* **Exercise requirements**: Output every record below exactly as it appears.
......
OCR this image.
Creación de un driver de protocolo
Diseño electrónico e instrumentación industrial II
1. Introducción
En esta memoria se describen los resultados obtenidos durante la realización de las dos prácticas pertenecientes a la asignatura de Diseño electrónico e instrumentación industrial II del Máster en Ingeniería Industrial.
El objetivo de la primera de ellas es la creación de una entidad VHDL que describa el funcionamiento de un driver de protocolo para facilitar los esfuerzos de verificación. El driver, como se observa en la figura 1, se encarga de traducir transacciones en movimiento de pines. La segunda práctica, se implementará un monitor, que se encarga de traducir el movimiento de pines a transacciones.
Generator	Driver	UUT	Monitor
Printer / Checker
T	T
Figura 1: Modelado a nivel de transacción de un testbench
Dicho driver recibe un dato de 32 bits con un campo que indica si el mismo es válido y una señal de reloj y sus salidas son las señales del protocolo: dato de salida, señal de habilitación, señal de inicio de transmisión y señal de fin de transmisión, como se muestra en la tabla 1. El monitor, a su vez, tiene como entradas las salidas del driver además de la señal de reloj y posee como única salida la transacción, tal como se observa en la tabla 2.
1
......
* **Exercise output**:
OCR this image.
Creación de un driver de protocolo
Diseño electrónico e instrumentación industrial II
1. Introducción
En esta memoria se describen los resultados obtenidos durante la realización de las dos prácticas pertenecientes a la asignatura de Diseño electrónico e instrumentación industrial II del Máster en Ingeniería Industrial.
El objetivo de la primera de ellas es la creación de una entidad VHDL que describa el funcionamiento de un driver de protocolo para facilitar los esfuerzos de verificación. El driver, como se observa en la figura 1, se encarga de traducir transacciones en movimiento de pines. La segunda práctica, se implementará un monitor, que se encarga de traducir el movimiento de pines a transacciones.
Generator	Driver	UUT	Monitor
Printer / Checker
T	T
Figura 1: Modelado a nivel de transacción de un testbench
Dicho driver recibe un dato de 32 bits con un campo que indica si el mismo es válido y una señal de reloj y sus salidas son las señales del protocolo: dato de salida, señal de habilitación, señal de inicio de transmisión y señal de fin de transmisión, como se muestra en la tabla 1. El monitor, a su vez, tiene como entradas las salidas del driver además de la señal de reloj y posee como única salida la transacción, tal como se observa en la tabla 2.
1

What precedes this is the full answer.